**Task objective**:
Copy every line that mentions the word "JSON".

Start of Provided information

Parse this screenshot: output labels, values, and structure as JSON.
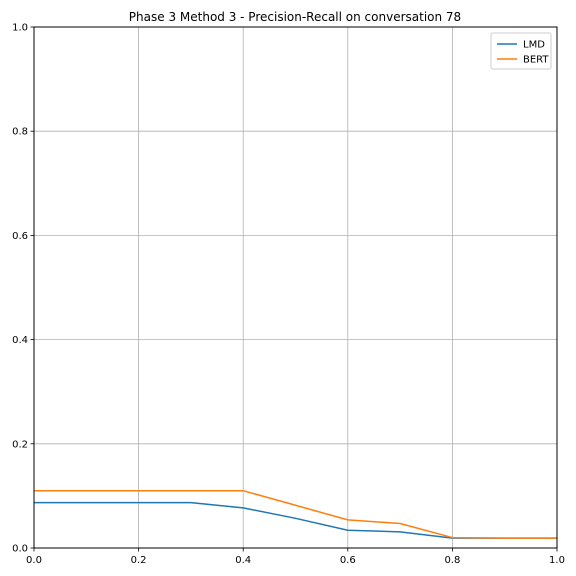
{
  "chart_data": {
    "type": "line",
    "title": "Phase 3 Method 3 - Precision-Recall on conversation 78",
    "xlabel": "",
    "ylabel": "",
    "xlim": [
      0.0,
      1.0
    ],
    "ylim": [
      0.0,
      1.0
    ],
    "x_ticks": [
      "0.0",
      "0.2",
      "0.4",
      "0.6",
      "0.8",
      "1.0"
    ],
    "y_ticks": [
      "0.0",
      "0.2",
      "0.4",
      "0.6",
      "0.8",
      "1.0"
    ],
    "grid": true,
    "legend_position": "top-right",
    "x": [
      0.0,
      0.1,
      0.2,
      0.3,
      0.4,
      0.5,
      0.6,
      0.7,
      0.8,
      0.9,
      1.0
    ],
    "series": [
      {
        "name": "LMD",
        "color": "#1f77b4",
        "values": [
          0.087,
          0.087,
          0.087,
          0.087,
          0.077,
          0.057,
          0.034,
          0.031,
          0.019,
          0.019,
          0.019
        ]
      },
      {
        "name": "BERT",
        "color": "#ff7f0e",
        "values": [
          0.11,
          0.11,
          0.11,
          0.11,
          0.11,
          0.082,
          0.054,
          0.047,
          0.02,
          0.019,
          0.019
        ]
      }
    ]
  }
}
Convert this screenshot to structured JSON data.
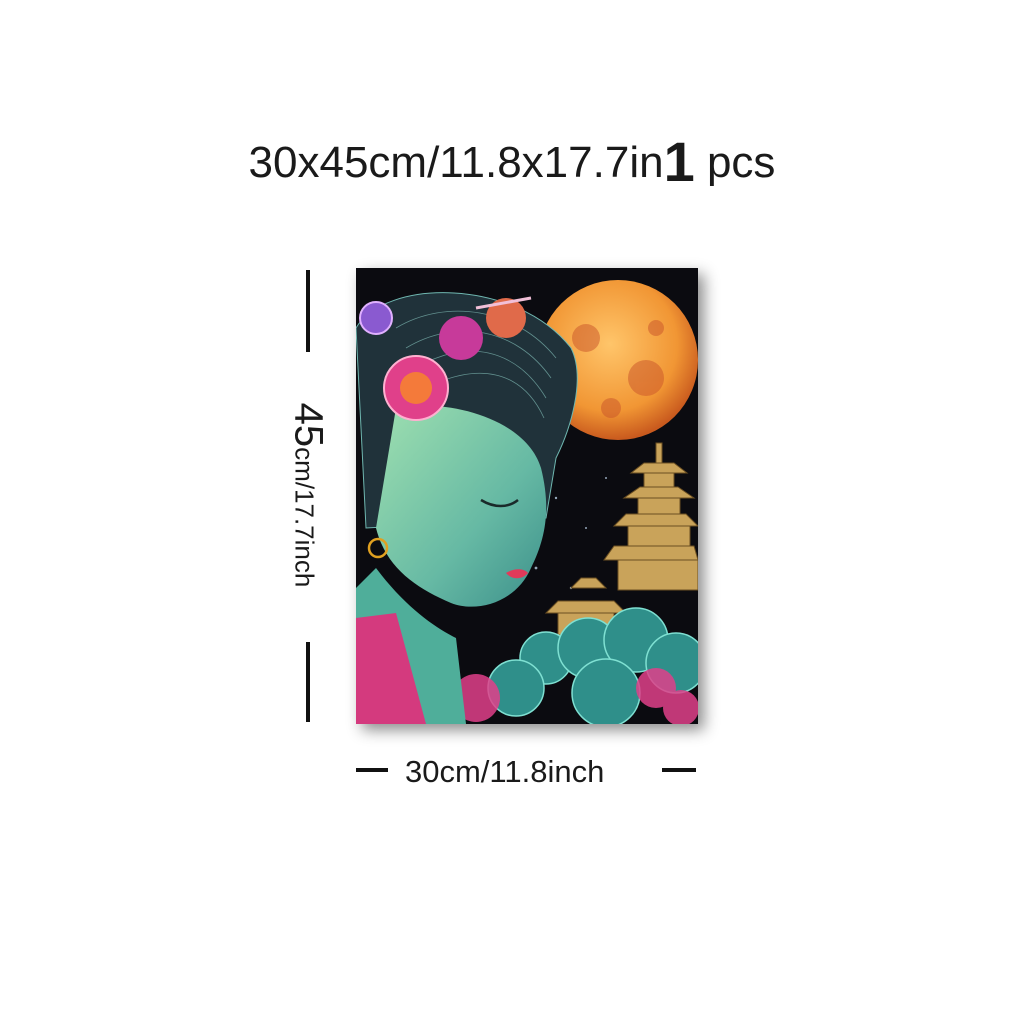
{
  "headline": {
    "size": "30x45cm/11.8x17.7in",
    "quantity": "1",
    "unit": "pcs"
  },
  "dimensions": {
    "height_big": "45",
    "height_rest": "cm/17.7inch",
    "width": "30cm/11.8inch"
  },
  "artwork": {
    "subject": "neon geisha with full moon and pagoda",
    "colors": {
      "background": "#0b0b10",
      "moon": "#f4a23a",
      "skin": "#7fc6a8",
      "hair": "#20323a",
      "flower": "#e0408a",
      "cloud": "#3aa39a"
    }
  }
}
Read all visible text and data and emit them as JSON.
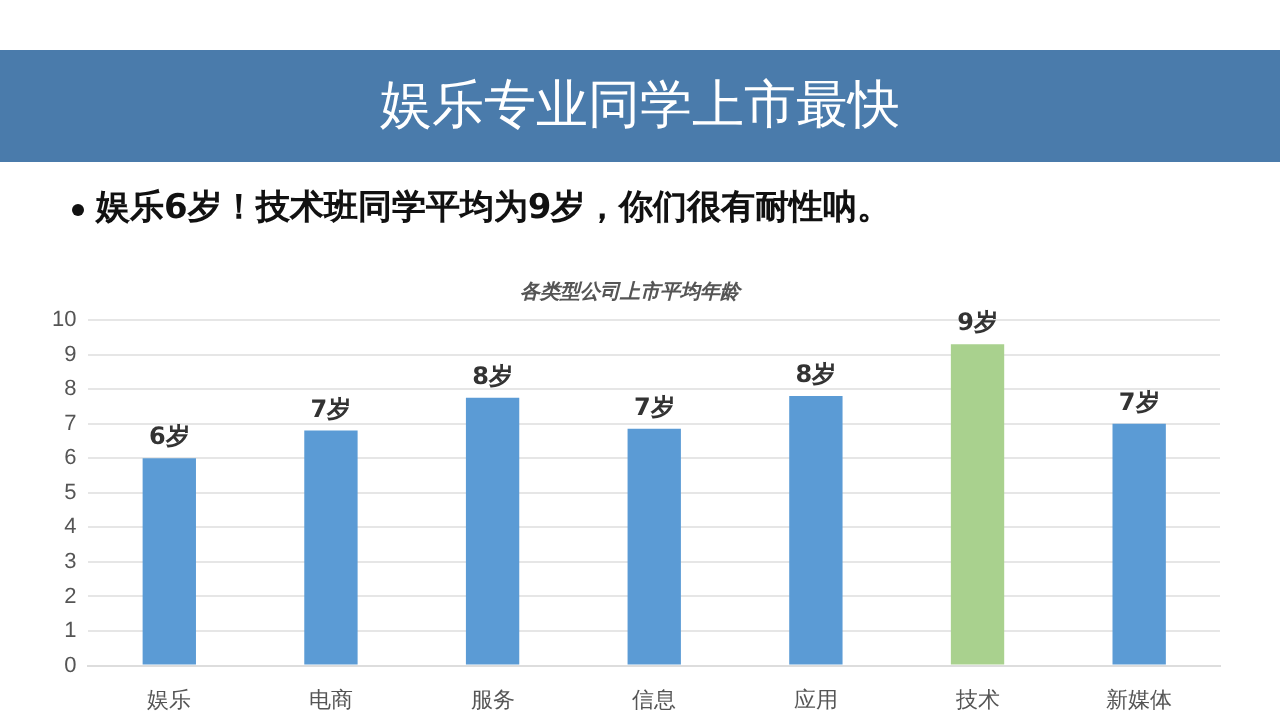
{
  "chart_data": {
    "type": "bar",
    "title": "娱乐专业同学上市最快",
    "subtitle": "娱乐6岁！技术班同学平均为9岁，你们很有耐性呐。",
    "annotations": [
      "各类型公司上市平均年龄"
    ],
    "categories": [
      "娱乐",
      "电商",
      "服务",
      "信息",
      "应用",
      "技术",
      "新媒体"
    ],
    "values": [
      6.0,
      6.8,
      7.75,
      6.85,
      7.8,
      9.3,
      7.0
    ],
    "colors": [
      "#5b9bd5",
      "#5b9bd5",
      "#5b9bd5",
      "#5b9bd5",
      "#5b9bd5",
      "#a9d18e",
      "#5b9bd5"
    ],
    "value_labels": [
      "6岁",
      "7岁",
      "8岁",
      "7岁",
      "8岁",
      "9岁",
      "7岁"
    ],
    "ylim": [
      0,
      10
    ],
    "yticks": [
      0,
      1,
      2,
      3,
      4,
      5,
      6,
      7,
      8,
      9,
      10
    ],
    "grid": "y",
    "legend": false
  }
}
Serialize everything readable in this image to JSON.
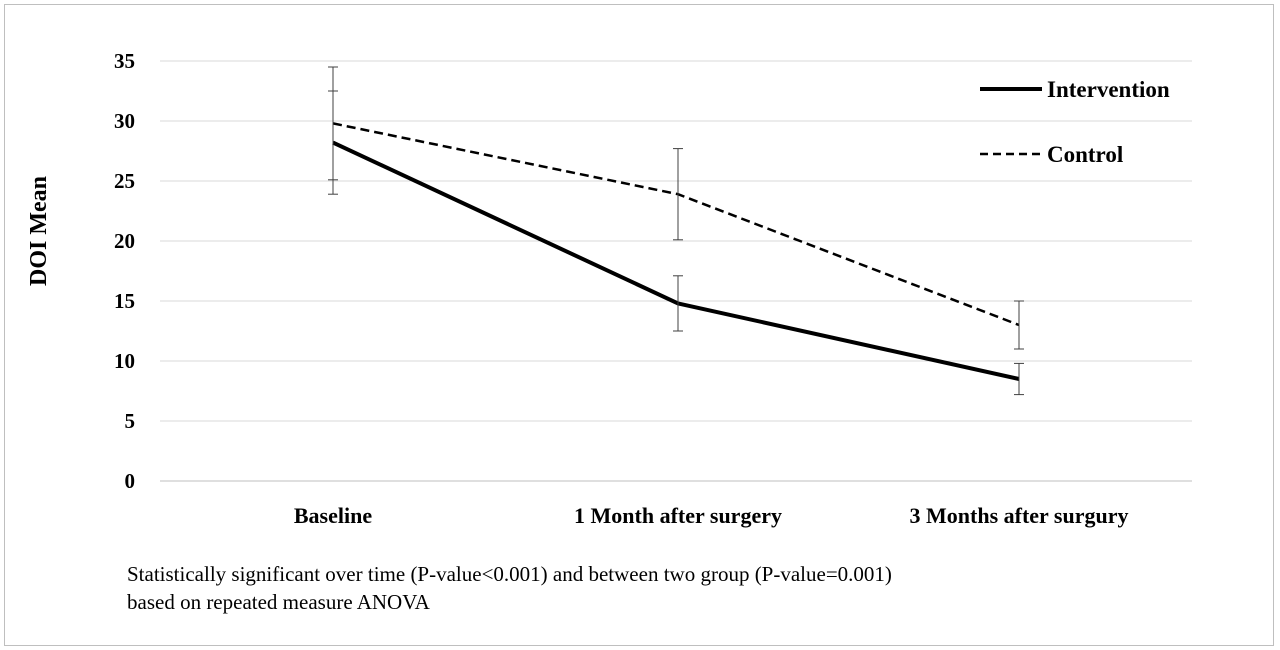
{
  "chart_data": {
    "type": "line",
    "title": "",
    "xlabel": "",
    "ylabel": "DOI Mean",
    "ylim": [
      0,
      35
    ],
    "yticks": [
      0,
      5,
      10,
      15,
      20,
      25,
      30,
      35
    ],
    "categories": [
      "Baseline",
      "1 Month after surgery",
      "3 Months after surgury"
    ],
    "grid": true,
    "legend_position": "top-right",
    "series": [
      {
        "name": "Intervention",
        "style": "solid",
        "color": "#000000",
        "values": [
          28.2,
          14.8,
          8.5
        ],
        "error": [
          4.3,
          2.3,
          1.3
        ]
      },
      {
        "name": "Control",
        "style": "dashed",
        "color": "#000000",
        "values": [
          29.8,
          23.9,
          13.0
        ],
        "error": [
          4.7,
          3.8,
          2.0
        ]
      }
    ]
  },
  "note": {
    "line1": "Statistically  significant over time (P-value<0.001) and between two group (P-value=0.001)",
    "line2": "based on repeated measure ANOVA"
  }
}
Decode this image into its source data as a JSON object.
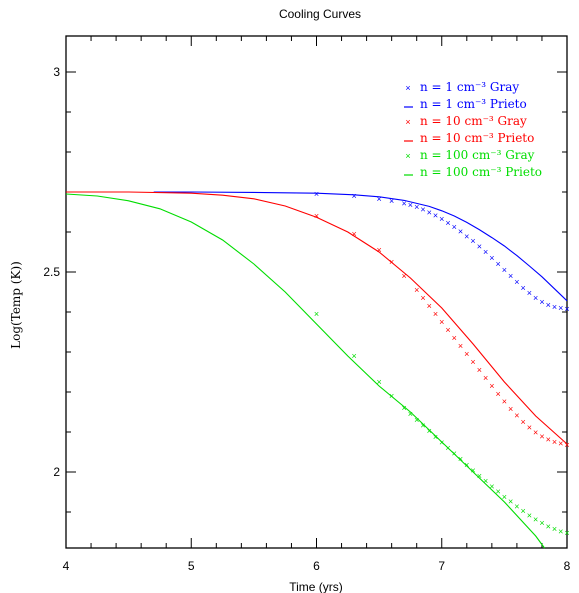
{
  "chart_data": {
    "type": "line",
    "title": "Cooling Curves",
    "xlabel": "Time (yrs)",
    "ylabel": "Log(Temp (K))",
    "xlim": [
      4,
      8
    ],
    "ylim": [
      1.81,
      3.09
    ],
    "x_ticks": [
      4,
      5,
      6,
      7,
      8
    ],
    "x_tick_labels": [
      "4",
      "5",
      "6",
      "7",
      "8"
    ],
    "y_ticks": [
      2,
      2.5,
      3
    ],
    "y_tick_labels": [
      "2",
      "2.5",
      "3"
    ],
    "grid": false,
    "legend_position": "top-right",
    "series": [
      {
        "name": "n = 1 cm⁻³ Gray",
        "style": "markers",
        "color": "#0000ff",
        "x": [
          6.0,
          6.3,
          6.5,
          6.6,
          6.7,
          6.75,
          6.8,
          6.85,
          6.9,
          6.95,
          7.0,
          7.05,
          7.1,
          7.15,
          7.2,
          7.25,
          7.3,
          7.35,
          7.4,
          7.45,
          7.5,
          7.55,
          7.6,
          7.65,
          7.7,
          7.75,
          7.8,
          7.85,
          7.9,
          7.95,
          8.0
        ],
        "y": [
          2.695,
          2.69,
          2.683,
          2.678,
          2.671,
          2.667,
          2.662,
          2.656,
          2.649,
          2.641,
          2.632,
          2.622,
          2.612,
          2.601,
          2.589,
          2.577,
          2.564,
          2.55,
          2.535,
          2.52,
          2.505,
          2.49,
          2.475,
          2.46,
          2.447,
          2.435,
          2.425,
          2.418,
          2.413,
          2.41,
          2.408
        ]
      },
      {
        "name": "n = 1 cm⁻³ Prieto",
        "style": "line",
        "color": "#0000ff",
        "x": [
          4.7,
          5.0,
          5.5,
          6.0,
          6.3,
          6.5,
          6.7,
          6.9,
          7.0,
          7.1,
          7.2,
          7.3,
          7.4,
          7.5,
          7.6,
          7.7,
          7.8,
          7.9,
          8.0
        ],
        "y": [
          2.7,
          2.7,
          2.699,
          2.697,
          2.693,
          2.688,
          2.679,
          2.664,
          2.653,
          2.64,
          2.624,
          2.606,
          2.586,
          2.565,
          2.541,
          2.515,
          2.488,
          2.458,
          2.428
        ]
      },
      {
        "name": "n = 10 cm⁻³ Gray",
        "style": "markers",
        "color": "#ff0000",
        "x": [
          6.0,
          6.3,
          6.5,
          6.6,
          6.7,
          6.8,
          6.85,
          6.9,
          6.95,
          7.0,
          7.05,
          7.1,
          7.15,
          7.2,
          7.25,
          7.3,
          7.35,
          7.4,
          7.45,
          7.5,
          7.55,
          7.6,
          7.65,
          7.7,
          7.75,
          7.8,
          7.85,
          7.9,
          7.95,
          8.0
        ],
        "y": [
          2.64,
          2.595,
          2.555,
          2.525,
          2.49,
          2.455,
          2.435,
          2.415,
          2.395,
          2.375,
          2.355,
          2.335,
          2.315,
          2.295,
          2.275,
          2.255,
          2.235,
          2.215,
          2.195,
          2.176,
          2.158,
          2.141,
          2.125,
          2.111,
          2.099,
          2.089,
          2.081,
          2.075,
          2.071,
          2.068
        ]
      },
      {
        "name": "n = 10 cm⁻³ Prieto",
        "style": "line",
        "color": "#ff0000",
        "x": [
          4.0,
          4.5,
          5.0,
          5.25,
          5.5,
          5.75,
          6.0,
          6.25,
          6.5,
          6.75,
          7.0,
          7.25,
          7.5,
          7.75,
          8.0
        ],
        "y": [
          2.7,
          2.7,
          2.697,
          2.692,
          2.683,
          2.665,
          2.637,
          2.6,
          2.55,
          2.485,
          2.41,
          2.32,
          2.225,
          2.14,
          2.07
        ]
      },
      {
        "name": "n = 100 cm⁻³ Gray",
        "style": "markers",
        "color": "#00dd00",
        "x": [
          6.0,
          6.3,
          6.5,
          6.6,
          6.7,
          6.75,
          6.8,
          6.85,
          6.9,
          6.95,
          7.0,
          7.05,
          7.1,
          7.15,
          7.2,
          7.25,
          7.3,
          7.35,
          7.4,
          7.45,
          7.5,
          7.55,
          7.6,
          7.65,
          7.7,
          7.75,
          7.8,
          7.85,
          7.9,
          7.95,
          8.0
        ],
        "y": [
          2.395,
          2.29,
          2.225,
          2.19,
          2.16,
          2.145,
          2.13,
          2.116,
          2.102,
          2.088,
          2.074,
          2.06,
          2.046,
          2.032,
          2.018,
          2.004,
          1.99,
          1.977,
          1.964,
          1.951,
          1.938,
          1.926,
          1.914,
          1.902,
          1.891,
          1.881,
          1.872,
          1.864,
          1.857,
          1.851,
          1.847
        ]
      },
      {
        "name": "n = 100 cm⁻³ Prieto",
        "style": "line",
        "color": "#00dd00",
        "x": [
          4.0,
          4.25,
          4.5,
          4.75,
          5.0,
          5.25,
          5.5,
          5.75,
          6.0,
          6.25,
          6.5,
          6.75,
          7.0,
          7.25,
          7.5,
          7.75,
          7.82
        ],
        "y": [
          2.695,
          2.69,
          2.678,
          2.658,
          2.625,
          2.58,
          2.52,
          2.45,
          2.37,
          2.29,
          2.215,
          2.15,
          2.075,
          2.0,
          1.925,
          1.84,
          1.81
        ]
      }
    ]
  }
}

End of Provided information

**Full answer**:
Parse this screenshot: output labels, values, and structure as JSON.
Convert this screenshot to structured JSON data.
Read all visible text and data and emit them as JSON.
Serialize everything readable in this image to JSON.
Decode this image into its source data as a JSON object.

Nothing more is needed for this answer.